■ **Listing**:
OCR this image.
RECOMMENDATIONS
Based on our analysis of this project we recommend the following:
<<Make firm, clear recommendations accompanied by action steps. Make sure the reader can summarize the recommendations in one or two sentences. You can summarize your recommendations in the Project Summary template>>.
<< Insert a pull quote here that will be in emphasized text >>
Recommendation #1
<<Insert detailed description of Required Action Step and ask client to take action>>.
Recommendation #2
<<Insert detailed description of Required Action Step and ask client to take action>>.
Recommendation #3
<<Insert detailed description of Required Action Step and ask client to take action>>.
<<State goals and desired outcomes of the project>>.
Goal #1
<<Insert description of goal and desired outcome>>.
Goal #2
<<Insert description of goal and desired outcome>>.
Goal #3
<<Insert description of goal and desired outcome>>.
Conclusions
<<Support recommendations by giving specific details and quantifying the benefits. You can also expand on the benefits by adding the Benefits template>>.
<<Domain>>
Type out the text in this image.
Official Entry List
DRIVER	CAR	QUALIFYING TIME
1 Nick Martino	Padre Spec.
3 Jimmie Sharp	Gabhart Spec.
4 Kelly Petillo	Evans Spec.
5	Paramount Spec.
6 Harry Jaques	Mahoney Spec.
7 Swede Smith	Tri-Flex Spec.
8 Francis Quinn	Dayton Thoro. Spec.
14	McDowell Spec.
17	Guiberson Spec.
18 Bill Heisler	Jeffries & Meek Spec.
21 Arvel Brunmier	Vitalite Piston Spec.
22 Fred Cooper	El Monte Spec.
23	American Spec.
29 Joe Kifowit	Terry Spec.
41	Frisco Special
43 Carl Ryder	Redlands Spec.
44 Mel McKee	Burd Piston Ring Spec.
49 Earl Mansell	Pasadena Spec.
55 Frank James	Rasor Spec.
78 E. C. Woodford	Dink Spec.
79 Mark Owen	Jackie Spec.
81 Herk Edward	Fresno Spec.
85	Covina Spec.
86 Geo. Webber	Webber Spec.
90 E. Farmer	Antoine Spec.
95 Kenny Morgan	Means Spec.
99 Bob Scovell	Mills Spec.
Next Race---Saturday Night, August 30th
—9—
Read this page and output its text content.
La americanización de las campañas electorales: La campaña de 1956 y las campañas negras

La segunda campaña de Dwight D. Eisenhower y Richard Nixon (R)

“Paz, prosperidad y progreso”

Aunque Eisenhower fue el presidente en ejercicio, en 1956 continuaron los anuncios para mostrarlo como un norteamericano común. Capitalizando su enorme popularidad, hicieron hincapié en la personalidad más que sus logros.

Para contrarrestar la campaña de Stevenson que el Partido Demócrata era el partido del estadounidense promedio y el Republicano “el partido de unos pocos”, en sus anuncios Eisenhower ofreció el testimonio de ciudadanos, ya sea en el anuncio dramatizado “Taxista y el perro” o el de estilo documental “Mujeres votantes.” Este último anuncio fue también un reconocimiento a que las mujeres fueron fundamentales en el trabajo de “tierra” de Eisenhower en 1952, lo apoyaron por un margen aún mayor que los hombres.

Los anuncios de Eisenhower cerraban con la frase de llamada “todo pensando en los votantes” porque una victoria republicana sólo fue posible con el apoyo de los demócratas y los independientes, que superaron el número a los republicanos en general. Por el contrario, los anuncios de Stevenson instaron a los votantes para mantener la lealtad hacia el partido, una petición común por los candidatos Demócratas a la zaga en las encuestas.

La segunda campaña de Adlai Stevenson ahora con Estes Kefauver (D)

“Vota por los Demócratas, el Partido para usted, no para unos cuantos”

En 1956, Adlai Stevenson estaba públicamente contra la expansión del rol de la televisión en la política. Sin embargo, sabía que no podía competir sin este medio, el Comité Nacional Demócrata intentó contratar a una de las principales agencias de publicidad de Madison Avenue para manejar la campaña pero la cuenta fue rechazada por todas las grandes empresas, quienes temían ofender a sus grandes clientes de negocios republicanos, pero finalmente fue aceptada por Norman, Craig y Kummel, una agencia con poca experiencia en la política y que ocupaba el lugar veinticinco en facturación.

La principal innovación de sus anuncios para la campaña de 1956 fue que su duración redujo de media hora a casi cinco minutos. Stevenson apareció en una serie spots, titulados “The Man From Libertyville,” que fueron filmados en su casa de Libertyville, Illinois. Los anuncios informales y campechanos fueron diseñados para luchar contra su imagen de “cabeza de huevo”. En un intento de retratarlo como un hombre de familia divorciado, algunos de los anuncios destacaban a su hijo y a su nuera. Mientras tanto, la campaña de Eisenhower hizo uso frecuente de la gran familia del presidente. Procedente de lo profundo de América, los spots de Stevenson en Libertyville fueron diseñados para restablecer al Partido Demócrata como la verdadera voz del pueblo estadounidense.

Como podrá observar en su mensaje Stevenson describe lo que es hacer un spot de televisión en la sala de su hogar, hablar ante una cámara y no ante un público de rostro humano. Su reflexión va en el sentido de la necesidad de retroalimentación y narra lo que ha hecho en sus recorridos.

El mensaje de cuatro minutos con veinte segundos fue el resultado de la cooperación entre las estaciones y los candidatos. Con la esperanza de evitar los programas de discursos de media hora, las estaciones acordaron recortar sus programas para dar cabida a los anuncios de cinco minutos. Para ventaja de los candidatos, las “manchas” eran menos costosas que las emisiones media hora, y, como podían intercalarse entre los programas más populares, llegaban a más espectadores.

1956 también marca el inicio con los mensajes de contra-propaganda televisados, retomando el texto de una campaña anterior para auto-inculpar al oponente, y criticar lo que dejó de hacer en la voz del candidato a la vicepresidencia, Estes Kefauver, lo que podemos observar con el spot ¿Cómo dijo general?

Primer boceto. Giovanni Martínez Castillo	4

■ **Stated task**: Reproduce the material exactly, with every line intact.

■ **Exercise solution**:
OCR this image.
RECOMMENDATIONS
Based on our analysis of this project we recommend the following:
<<Make firm, clear recommendations accompanied by action steps. Make sure the reader can summarize the recommendations in one or two sentences. You can summarize your recommendations in the Project Summary template>>.
<< Insert a pull quote here that will be in emphasized text >>
Recommendation #1
<<Insert detailed description of Required Action Step and ask client to take action>>.
Recommendation #2
<<Insert detailed description of Required Action Step and ask client to take action>>.
Recommendation #3
<<Insert detailed description of Required Action Step and ask client to take action>>.
<<State goals and desired outcomes of the project>>.
Goal #1
<<Insert description of goal and desired outcome>>.
Goal #2
<<Insert description of goal and desired outcome>>.
Goal #3
<<Insert description of goal and desired outcome>>.
Conclusions
<<Support recommendations by giving specific details and quantifying the benefits. You can also expand on the benefits by adding the Benefits template>>.
<<Domain>>
Type out the text in this image.
Official Entry List
DRIVER	CAR	QUALIFYING TIME
1 Nick Martino	Padre Spec.
3 Jimmie Sharp	Gabhart Spec.
4 Kelly Petillo	Evans Spec.
5	Paramount Spec.
6 Harry Jaques	Mahoney Spec.
7 Swede Smith	Tri-Flex Spec.
8 Francis Quinn	Dayton Thoro. Spec.
14	McDowell Spec.
17	Guiberson Spec.
18 Bill Heisler	Jeffries & Meek Spec.
21 Arvel Brunmier	Vitalite Piston Spec.
22 Fred Cooper	El Monte Spec.
23	American Spec.
29 Joe Kifowit	Terry Spec.
41	Frisco Special
43 Carl Ryder	Redlands Spec.
44 Mel McKee	Burd Piston Ring Spec.
49 Earl Mansell	Pasadena Spec.
55 Frank James	Rasor Spec.
78 E. C. Woodford	Dink Spec.
79 Mark Owen	Jackie Spec.
81 Herk Edward	Fresno Spec.
85	Covina Spec.
86 Geo. Webber	Webber Spec.
90 E. Farmer	Antoine Spec.
95 Kenny Morgan	Means Spec.
99 Bob Scovell	Mills Spec.
Next Race---Saturday Night, August 30th
—9—
Read this page and output its text content.
La americanización de las campañas electorales: La campaña de 1956 y las campañas negras

La segunda campaña de Dwight D. Eisenhower y Richard Nixon (R)

“Paz, prosperidad y progreso”

Aunque Eisenhower fue el presidente en ejercicio, en 1956 continuaron los anuncios para mostrarlo como un norteamericano común. Capitalizando su enorme popularidad, hicieron hincapié en la personalidad más que sus logros.

Para contrarrestar la campaña de Stevenson que el Partido Demócrata era el partido del estadounidense promedio y el Republicano “el partido de unos pocos”, en sus anuncios Eisenhower ofreció el testimonio de ciudadanos, ya sea en el anuncio dramatizado “Taxista y el perro” o el de estilo documental “Mujeres votantes.” Este último anuncio fue también un reconocimiento a que las mujeres fueron fundamentales en el trabajo de “tierra” de Eisenhower en 1952, lo apoyaron por un margen aún mayor que los hombres.

Los anuncios de Eisenhower cerraban con la frase de llamada “todo pensando en los votantes” porque una victoria republicana sólo fue posible con el apoyo de los demócratas y los independientes, que superaron el número a los republicanos en general. Por el contrario, los anuncios de Stevenson instaron a los votantes para mantener la lealtad hacia el partido, una petición común por los candidatos Demócratas a la zaga en las encuestas.

La segunda campaña de Adlai Stevenson ahora con Estes Kefauver (D)

“Vota por los Demócratas, el Partido para usted, no para unos cuantos”

En 1956, Adlai Stevenson estaba públicamente contra la expansión del rol de la televisión en la política. Sin embargo, sabía que no podía competir sin este medio, el Comité Nacional Demócrata intentó contratar a una de las principales agencias de publicidad de Madison Avenue para manejar la campaña pero la cuenta fue rechazada por todas las grandes empresas, quienes temían ofender a sus grandes clientes de negocios republicanos, pero finalmente fue aceptada por Norman, Craig y Kummel, una agencia con poca experiencia en la política y que ocupaba el lugar veinticinco en facturación.

La principal innovación de sus anuncios para la campaña de 1956 fue que su duración redujo de media hora a casi cinco minutos. Stevenson apareció en una serie spots, titulados “The Man From Libertyville,” que fueron filmados en su casa de Libertyville, Illinois. Los anuncios informales y campechanos fueron diseñados para luchar contra su imagen de “cabeza de huevo”. En un intento de retratarlo como un hombre de familia divorciado, algunos de los anuncios destacaban a su hijo y a su nuera. Mientras tanto, la campaña de Eisenhower hizo uso frecuente de la gran familia del presidente. Procedente de lo profundo de América, los spots de Stevenson en Libertyville fueron diseñados para restablecer al Partido Demócrata como la verdadera voz del pueblo estadounidense.

Como podrá observar en su mensaje Stevenson describe lo que es hacer un spot de televisión en la sala de su hogar, hablar ante una cámara y no ante un público de rostro humano. Su reflexión va en el sentido de la necesidad de retroalimentación y narra lo que ha hecho en sus recorridos.

El mensaje de cuatro minutos con veinte segundos fue el resultado de la cooperación entre las estaciones y los candidatos. Con la esperanza de evitar los programas de discursos de media hora, las estaciones acordaron recortar sus programas para dar cabida a los anuncios de cinco minutos. Para ventaja de los candidatos, las “manchas” eran menos costosas que las emisiones media hora, y, como podían intercalarse entre los programas más populares, llegaban a más espectadores.

1956 también marca el inicio con los mensajes de contra-propaganda televisados, retomando el texto de una campaña anterior para auto-inculpar al oponente, y criticar lo que dejó de hacer en la voz del candidato a la vicepresidencia, Estes Kefauver, lo que podemos observar con el spot ¿Cómo dijo general?

Primer boceto. Giovanni Martínez Castillo	4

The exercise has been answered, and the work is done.